-- SUPPLIED RECORDS start --

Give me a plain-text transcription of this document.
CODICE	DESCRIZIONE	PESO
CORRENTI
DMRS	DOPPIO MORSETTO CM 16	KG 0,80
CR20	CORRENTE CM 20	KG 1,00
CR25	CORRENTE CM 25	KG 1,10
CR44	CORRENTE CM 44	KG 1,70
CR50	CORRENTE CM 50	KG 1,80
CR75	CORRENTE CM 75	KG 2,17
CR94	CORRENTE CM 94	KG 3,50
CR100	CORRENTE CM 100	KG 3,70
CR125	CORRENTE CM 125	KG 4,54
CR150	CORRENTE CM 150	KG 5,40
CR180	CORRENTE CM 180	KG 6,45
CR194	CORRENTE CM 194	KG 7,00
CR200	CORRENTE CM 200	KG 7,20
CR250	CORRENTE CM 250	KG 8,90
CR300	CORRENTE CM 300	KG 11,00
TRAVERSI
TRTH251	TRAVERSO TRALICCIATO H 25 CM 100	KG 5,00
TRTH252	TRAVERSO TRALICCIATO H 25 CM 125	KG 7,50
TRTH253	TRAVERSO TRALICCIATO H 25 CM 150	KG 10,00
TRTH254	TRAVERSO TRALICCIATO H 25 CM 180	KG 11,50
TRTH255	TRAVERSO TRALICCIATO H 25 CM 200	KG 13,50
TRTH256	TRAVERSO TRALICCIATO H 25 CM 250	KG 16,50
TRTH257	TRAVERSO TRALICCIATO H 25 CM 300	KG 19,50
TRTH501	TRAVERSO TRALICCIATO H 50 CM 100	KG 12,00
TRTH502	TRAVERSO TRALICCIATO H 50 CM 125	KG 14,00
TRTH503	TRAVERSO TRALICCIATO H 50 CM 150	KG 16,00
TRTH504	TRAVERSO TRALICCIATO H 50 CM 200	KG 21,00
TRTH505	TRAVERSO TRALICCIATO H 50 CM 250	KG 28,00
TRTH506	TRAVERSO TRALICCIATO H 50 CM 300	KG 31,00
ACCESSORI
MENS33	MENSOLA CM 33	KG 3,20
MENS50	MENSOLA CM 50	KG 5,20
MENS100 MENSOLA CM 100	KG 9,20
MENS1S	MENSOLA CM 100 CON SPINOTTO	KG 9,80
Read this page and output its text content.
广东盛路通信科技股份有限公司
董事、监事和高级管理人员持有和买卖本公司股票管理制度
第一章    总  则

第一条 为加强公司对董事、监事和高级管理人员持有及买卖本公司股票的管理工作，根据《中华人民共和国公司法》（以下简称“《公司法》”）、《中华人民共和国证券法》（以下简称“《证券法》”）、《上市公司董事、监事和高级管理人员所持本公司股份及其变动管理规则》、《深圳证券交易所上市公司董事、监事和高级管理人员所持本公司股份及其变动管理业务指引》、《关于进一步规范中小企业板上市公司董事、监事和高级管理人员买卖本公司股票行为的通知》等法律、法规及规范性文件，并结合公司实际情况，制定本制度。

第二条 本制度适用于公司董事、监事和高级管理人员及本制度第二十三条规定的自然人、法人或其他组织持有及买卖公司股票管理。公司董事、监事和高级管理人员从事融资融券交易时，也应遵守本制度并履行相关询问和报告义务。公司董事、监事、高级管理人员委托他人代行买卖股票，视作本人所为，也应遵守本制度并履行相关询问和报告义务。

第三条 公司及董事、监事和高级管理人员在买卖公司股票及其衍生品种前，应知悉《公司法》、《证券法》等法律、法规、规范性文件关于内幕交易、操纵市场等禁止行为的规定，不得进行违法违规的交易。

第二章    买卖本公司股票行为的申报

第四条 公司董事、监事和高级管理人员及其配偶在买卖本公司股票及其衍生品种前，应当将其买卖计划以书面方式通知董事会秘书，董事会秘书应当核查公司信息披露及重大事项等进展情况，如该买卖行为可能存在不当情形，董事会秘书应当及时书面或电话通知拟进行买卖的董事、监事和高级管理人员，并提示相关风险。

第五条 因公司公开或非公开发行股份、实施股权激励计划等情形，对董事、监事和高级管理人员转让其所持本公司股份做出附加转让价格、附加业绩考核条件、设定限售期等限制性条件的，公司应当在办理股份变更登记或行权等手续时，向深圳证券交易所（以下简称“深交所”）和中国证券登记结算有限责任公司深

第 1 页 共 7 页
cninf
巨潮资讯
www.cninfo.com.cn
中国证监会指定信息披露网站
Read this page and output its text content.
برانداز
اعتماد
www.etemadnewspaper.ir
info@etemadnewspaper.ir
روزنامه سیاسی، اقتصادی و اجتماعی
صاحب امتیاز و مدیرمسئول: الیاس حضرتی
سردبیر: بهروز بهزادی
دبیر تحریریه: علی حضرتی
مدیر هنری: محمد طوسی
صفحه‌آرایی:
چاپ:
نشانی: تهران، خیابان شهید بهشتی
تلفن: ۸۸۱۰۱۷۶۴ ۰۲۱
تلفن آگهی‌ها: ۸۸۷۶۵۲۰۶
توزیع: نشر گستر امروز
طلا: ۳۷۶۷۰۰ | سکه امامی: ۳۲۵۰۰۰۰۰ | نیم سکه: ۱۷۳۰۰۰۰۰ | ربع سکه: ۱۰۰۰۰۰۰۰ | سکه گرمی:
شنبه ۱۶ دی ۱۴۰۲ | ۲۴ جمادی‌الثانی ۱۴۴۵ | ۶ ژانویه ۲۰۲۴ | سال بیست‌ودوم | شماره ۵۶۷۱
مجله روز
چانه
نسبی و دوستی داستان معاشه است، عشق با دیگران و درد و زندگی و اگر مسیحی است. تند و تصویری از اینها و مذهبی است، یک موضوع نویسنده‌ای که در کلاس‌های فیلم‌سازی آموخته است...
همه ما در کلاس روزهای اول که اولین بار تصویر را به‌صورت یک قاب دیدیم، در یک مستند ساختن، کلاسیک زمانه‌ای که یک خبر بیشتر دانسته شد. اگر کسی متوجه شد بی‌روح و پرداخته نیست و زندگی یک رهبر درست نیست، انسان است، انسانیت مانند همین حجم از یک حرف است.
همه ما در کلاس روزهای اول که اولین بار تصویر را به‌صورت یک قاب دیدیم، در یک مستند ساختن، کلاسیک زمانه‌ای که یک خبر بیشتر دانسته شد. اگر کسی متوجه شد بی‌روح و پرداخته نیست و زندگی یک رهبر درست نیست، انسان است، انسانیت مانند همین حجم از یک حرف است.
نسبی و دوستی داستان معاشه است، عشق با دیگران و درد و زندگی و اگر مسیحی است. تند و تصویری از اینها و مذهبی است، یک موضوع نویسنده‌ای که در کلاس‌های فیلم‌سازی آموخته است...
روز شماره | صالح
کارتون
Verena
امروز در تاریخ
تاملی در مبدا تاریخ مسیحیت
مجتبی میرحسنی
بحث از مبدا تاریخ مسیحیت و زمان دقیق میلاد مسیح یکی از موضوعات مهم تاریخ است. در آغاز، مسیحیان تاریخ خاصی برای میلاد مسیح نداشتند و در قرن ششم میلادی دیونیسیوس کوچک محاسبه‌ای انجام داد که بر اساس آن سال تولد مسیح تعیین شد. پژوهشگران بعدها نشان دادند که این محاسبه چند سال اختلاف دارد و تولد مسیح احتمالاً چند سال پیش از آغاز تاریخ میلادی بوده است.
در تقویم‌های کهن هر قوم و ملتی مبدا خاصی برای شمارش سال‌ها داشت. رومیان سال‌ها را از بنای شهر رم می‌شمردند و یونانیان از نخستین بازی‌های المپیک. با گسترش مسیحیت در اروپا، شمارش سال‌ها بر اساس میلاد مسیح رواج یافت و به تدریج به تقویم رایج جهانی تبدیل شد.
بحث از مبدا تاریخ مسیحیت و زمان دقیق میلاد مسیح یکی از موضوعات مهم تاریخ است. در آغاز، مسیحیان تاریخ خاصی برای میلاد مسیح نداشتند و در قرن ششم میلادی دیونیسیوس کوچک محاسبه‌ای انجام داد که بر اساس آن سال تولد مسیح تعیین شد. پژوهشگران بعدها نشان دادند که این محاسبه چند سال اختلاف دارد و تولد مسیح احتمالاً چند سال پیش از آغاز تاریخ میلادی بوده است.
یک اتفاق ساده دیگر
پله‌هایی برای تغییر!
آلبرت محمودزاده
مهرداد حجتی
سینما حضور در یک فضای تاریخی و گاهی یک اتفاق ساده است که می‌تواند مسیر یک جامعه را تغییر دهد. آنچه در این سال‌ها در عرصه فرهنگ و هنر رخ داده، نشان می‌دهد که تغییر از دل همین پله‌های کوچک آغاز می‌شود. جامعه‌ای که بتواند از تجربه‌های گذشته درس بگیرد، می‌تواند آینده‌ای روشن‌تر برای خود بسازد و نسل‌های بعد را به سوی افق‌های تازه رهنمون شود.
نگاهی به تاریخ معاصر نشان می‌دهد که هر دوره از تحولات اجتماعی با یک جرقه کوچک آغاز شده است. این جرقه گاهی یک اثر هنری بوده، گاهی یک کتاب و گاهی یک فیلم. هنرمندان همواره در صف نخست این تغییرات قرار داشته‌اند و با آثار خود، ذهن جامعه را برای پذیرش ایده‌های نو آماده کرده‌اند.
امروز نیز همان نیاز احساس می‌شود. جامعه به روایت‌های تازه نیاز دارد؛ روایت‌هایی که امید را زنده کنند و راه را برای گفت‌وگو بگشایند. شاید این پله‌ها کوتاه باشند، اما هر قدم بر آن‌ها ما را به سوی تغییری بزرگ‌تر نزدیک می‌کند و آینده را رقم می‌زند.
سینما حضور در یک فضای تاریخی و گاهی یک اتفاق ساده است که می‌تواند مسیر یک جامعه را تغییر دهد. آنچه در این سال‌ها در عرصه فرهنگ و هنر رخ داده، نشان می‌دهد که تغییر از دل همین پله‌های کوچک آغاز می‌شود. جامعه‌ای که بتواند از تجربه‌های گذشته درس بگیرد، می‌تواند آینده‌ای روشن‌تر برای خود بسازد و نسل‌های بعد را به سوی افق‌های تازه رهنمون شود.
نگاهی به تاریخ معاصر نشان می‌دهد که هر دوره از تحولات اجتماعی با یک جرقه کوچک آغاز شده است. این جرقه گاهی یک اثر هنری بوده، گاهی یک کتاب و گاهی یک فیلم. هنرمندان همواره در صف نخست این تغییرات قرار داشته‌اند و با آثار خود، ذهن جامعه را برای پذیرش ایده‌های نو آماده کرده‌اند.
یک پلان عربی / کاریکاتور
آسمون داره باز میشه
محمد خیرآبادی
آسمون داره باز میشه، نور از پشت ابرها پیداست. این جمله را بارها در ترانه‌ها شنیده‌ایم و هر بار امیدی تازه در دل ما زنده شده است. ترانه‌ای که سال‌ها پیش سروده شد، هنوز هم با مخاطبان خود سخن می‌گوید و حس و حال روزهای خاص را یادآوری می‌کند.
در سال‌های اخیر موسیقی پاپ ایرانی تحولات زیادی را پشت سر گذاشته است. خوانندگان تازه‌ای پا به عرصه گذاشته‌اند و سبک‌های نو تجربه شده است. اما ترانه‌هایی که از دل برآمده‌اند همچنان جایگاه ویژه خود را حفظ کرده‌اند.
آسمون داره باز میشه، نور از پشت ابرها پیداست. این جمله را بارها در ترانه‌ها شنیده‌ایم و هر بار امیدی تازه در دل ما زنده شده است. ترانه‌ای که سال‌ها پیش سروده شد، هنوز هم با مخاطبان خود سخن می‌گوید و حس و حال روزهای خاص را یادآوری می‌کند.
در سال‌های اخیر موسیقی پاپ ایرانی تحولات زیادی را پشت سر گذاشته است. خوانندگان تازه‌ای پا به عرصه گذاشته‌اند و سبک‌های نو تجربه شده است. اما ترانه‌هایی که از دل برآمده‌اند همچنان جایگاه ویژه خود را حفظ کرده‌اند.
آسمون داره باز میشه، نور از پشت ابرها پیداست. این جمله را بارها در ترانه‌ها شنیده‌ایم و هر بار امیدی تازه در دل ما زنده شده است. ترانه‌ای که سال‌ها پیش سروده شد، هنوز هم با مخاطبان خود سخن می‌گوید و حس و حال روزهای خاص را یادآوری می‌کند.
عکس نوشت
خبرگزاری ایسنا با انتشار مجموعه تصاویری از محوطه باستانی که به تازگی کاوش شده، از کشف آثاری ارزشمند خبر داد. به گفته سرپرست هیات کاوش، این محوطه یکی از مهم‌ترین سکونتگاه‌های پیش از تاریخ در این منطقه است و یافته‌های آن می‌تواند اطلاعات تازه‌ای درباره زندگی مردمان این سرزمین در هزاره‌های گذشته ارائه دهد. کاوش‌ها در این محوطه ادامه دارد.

-- SUPPLIED RECORDS end --

WHAT YOU SHOULD DO ->
Count how many lines of the listing above include "以下简称" and report that number alone.

RESULT OF THIS TASK ->
2